** start ENTRIES **

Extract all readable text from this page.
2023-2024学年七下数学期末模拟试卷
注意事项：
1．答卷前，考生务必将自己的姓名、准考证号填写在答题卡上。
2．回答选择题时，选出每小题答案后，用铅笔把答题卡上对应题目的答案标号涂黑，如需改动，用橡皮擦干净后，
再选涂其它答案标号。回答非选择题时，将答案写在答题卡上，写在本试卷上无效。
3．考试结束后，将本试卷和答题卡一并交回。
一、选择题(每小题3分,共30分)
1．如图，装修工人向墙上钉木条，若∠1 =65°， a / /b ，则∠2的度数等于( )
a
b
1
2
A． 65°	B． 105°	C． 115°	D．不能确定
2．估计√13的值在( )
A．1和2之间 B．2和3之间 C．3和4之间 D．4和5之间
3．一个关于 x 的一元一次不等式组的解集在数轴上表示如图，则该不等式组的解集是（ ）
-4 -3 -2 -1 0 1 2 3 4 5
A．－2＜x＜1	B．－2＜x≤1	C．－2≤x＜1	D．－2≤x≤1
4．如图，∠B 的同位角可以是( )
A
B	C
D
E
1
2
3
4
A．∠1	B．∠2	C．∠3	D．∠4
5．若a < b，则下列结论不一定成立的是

** end ENTRIES **
** start ENTRIES **

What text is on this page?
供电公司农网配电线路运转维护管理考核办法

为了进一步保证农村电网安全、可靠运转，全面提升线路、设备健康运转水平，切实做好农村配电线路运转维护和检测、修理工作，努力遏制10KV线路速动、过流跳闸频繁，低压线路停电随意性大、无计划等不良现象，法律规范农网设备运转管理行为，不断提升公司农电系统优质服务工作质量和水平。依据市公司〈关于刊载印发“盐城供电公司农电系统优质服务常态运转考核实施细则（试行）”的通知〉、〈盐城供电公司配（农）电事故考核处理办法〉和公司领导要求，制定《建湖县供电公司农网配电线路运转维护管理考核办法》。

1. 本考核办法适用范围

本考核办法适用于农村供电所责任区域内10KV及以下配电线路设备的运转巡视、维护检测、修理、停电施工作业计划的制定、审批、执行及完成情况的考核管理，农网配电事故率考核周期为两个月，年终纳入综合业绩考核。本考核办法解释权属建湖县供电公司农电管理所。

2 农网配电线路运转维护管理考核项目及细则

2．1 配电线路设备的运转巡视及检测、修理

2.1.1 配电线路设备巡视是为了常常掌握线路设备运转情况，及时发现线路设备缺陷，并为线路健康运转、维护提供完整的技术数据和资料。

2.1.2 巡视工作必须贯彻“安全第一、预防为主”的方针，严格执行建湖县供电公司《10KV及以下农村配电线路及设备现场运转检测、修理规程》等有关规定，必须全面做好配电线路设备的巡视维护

** end ENTRIES **
** start ENTRIES **

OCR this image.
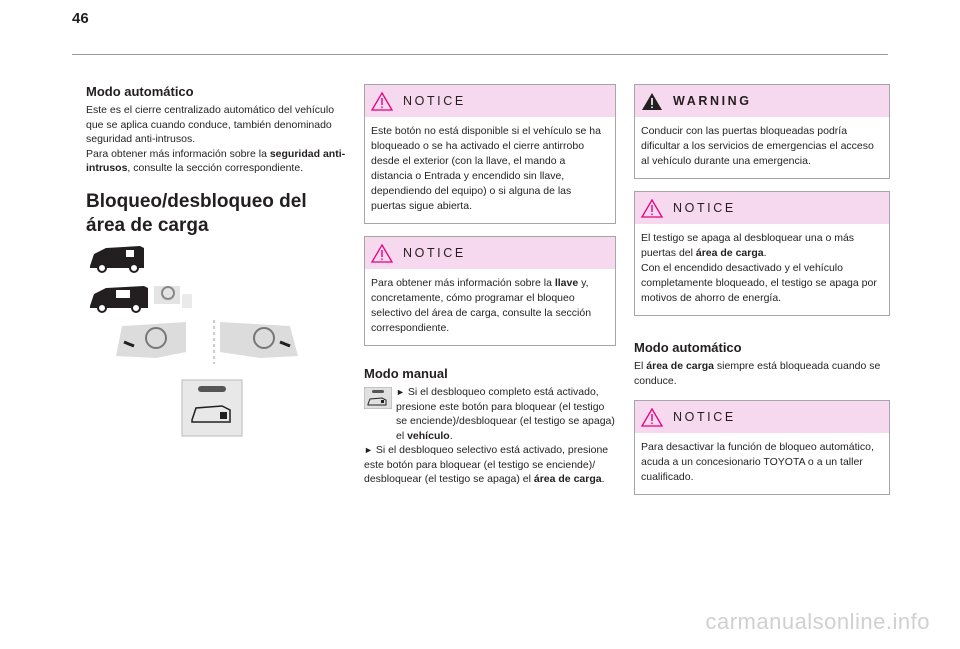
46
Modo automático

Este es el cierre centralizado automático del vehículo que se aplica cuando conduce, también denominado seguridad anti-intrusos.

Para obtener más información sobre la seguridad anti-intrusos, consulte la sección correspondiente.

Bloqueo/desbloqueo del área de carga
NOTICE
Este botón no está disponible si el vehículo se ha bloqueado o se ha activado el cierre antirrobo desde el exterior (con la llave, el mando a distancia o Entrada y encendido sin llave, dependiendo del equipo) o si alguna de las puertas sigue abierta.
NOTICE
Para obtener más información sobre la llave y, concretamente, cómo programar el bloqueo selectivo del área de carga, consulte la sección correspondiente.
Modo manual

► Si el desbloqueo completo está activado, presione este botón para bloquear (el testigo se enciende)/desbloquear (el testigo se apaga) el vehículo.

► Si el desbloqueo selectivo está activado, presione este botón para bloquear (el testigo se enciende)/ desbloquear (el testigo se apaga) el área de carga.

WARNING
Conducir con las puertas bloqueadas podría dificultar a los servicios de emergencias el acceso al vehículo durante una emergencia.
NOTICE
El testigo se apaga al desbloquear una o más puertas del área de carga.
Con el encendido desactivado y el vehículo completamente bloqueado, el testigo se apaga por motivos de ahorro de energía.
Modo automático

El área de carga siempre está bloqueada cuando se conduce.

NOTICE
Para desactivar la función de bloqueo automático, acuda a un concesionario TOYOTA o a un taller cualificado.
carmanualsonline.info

** end ENTRIES **

> STATED TASK: Lines of the listing that contain the word "correspondiente" are to be counted; report only their number.

> CORRECT OUTPUT: 2